Aim of the exercise - Repeat each line word for word.
- - - - - - -
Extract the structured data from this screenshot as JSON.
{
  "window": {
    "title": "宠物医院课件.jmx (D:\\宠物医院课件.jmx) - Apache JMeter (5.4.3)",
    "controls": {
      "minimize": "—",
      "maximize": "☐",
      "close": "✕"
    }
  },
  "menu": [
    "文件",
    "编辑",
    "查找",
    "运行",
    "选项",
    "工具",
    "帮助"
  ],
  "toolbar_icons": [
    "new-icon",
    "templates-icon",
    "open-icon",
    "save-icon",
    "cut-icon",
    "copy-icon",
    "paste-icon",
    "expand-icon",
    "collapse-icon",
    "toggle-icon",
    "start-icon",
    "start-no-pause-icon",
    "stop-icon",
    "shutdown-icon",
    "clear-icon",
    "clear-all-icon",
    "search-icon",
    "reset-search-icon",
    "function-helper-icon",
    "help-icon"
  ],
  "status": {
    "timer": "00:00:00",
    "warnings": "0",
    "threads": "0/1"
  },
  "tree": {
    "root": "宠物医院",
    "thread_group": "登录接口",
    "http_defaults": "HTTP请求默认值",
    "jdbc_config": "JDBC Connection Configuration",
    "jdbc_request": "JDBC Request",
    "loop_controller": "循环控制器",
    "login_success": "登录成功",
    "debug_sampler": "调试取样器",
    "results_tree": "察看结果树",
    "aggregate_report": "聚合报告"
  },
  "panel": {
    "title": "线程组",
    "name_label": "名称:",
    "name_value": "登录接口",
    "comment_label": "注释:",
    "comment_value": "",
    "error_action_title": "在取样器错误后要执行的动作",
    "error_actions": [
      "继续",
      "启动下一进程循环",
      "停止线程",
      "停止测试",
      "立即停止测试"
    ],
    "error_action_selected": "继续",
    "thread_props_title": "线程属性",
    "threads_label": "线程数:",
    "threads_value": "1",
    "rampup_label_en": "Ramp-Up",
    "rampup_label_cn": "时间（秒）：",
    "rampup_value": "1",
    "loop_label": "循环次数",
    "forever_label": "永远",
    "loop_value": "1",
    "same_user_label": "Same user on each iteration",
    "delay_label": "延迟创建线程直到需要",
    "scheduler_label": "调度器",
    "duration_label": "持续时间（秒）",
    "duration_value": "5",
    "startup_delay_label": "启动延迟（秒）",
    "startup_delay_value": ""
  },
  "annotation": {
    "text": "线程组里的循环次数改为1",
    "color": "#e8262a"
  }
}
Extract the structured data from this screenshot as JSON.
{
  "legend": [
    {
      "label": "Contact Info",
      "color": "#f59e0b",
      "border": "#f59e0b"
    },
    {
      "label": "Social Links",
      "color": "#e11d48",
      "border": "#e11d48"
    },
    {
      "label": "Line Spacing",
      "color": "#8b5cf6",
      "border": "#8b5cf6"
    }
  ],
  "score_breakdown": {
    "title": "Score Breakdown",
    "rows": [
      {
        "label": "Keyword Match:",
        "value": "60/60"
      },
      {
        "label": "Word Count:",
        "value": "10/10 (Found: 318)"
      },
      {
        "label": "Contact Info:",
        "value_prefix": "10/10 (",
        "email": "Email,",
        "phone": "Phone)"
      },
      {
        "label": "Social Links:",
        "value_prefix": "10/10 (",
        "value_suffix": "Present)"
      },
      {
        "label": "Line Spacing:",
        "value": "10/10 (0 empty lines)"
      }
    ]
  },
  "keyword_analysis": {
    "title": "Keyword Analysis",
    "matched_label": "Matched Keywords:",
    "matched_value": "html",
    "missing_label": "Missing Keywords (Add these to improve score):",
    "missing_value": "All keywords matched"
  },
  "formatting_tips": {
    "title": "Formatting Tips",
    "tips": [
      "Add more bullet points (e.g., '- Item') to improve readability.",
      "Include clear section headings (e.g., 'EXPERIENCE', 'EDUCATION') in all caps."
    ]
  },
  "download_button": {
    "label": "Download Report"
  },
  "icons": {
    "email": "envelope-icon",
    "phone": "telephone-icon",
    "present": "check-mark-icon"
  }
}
- - - - - - -
Written solution -
Extract the structured data from this screenshot as JSON.
{
  "window": {
    "title": "宠物医院课件.jmx (D:\\宠物医院课件.jmx) - Apache JMeter (5.4.3)",
    "controls": {
      "minimize": "—",
      "maximize": "☐",
      "close": "✕"
    }
  },
  "menu": [
    "文件",
    "编辑",
    "查找",
    "运行",
    "选项",
    "工具",
    "帮助"
  ],
  "toolbar_icons": [
    "new-icon",
    "templates-icon",
    "open-icon",
    "save-icon",
    "cut-icon",
    "copy-icon",
    "paste-icon",
    "expand-icon",
    "collapse-icon",
    "toggle-icon",
    "start-icon",
    "start-no-pause-icon",
    "stop-icon",
    "shutdown-icon",
    "clear-icon",
    "clear-all-icon",
    "search-icon",
    "reset-search-icon",
    "function-helper-icon",
    "help-icon"
  ],
  "status": {
    "timer": "00:00:00",
    "warnings": "0",
    "threads": "0/1"
  },
  "tree": {
    "root": "宠物医院",
    "thread_group": "登录接口",
    "http_defaults": "HTTP请求默认值",
    "jdbc_config": "JDBC Connection Configuration",
    "jdbc_request": "JDBC Request",
    "loop_controller": "循环控制器",
    "login_success": "登录成功",
    "debug_sampler": "调试取样器",
    "results_tree": "察看结果树",
    "aggregate_report": "聚合报告"
  },
  "panel": {
    "title": "线程组",
    "name_label": "名称:",
    "name_value": "登录接口",
    "comment_label": "注释:",
    "comment_value": "",
    "error_action_title": "在取样器错误后要执行的动作",
    "error_actions": [
      "继续",
      "启动下一进程循环",
      "停止线程",
      "停止测试",
      "立即停止测试"
    ],
    "error_action_selected": "继续",
    "thread_props_title": "线程属性",
    "threads_label": "线程数:",
    "threads_value": "1",
    "rampup_label_en": "Ramp-Up",
    "rampup_label_cn": "时间（秒）：",
    "rampup_value": "1",
    "loop_label": "循环次数",
    "forever_label": "永远",
    "loop_value": "1",
    "same_user_label": "Same user on each iteration",
    "delay_label": "延迟创建线程直到需要",
    "scheduler_label": "调度器",
    "duration_label": "持续时间（秒）",
    "duration_value": "5",
    "startup_delay_label": "启动延迟（秒）",
    "startup_delay_value": ""
  },
  "annotation": {
    "text": "线程组里的循环次数改为1",
    "color": "#e8262a"
  }
}
Extract the structured data from this screenshot as JSON.
{
  "legend": [
    {
      "label": "Contact Info",
      "color": "#f59e0b",
      "border": "#f59e0b"
    },
    {
      "label": "Social Links",
      "color": "#e11d48",
      "border": "#e11d48"
    },
    {
      "label": "Line Spacing",
      "color": "#8b5cf6",
      "border": "#8b5cf6"
    }
  ],
  "score_breakdown": {
    "title": "Score Breakdown",
    "rows": [
      {
        "label": "Keyword Match:",
        "value": "60/60"
      },
      {
        "label": "Word Count:",
        "value": "10/10 (Found: 318)"
      },
      {
        "label": "Contact Info:",
        "value_prefix": "10/10 (",
        "email": "Email,",
        "phone": "Phone)"
      },
      {
        "label": "Social Links:",
        "value_prefix": "10/10 (",
        "value_suffix": "Present)"
      },
      {
        "label": "Line Spacing:",
        "value": "10/10 (0 empty lines)"
      }
    ]
  },
  "keyword_analysis": {
    "title": "Keyword Analysis",
    "matched_label": "Matched Keywords:",
    "matched_value": "html",
    "missing_label": "Missing Keywords (Add these to improve score):",
    "missing_value": "All keywords matched"
  },
  "formatting_tips": {
    "title": "Formatting Tips",
    "tips": [
      "Add more bullet points (e.g., '- Item') to improve readability.",
      "Include clear section headings (e.g., 'EXPERIENCE', 'EDUCATION') in all caps."
    ]
  },
  "download_button": {
    "label": "Download Report"
  },
  "icons": {
    "email": "envelope-icon",
    "phone": "telephone-icon",
    "present": "check-mark-icon"
  }
}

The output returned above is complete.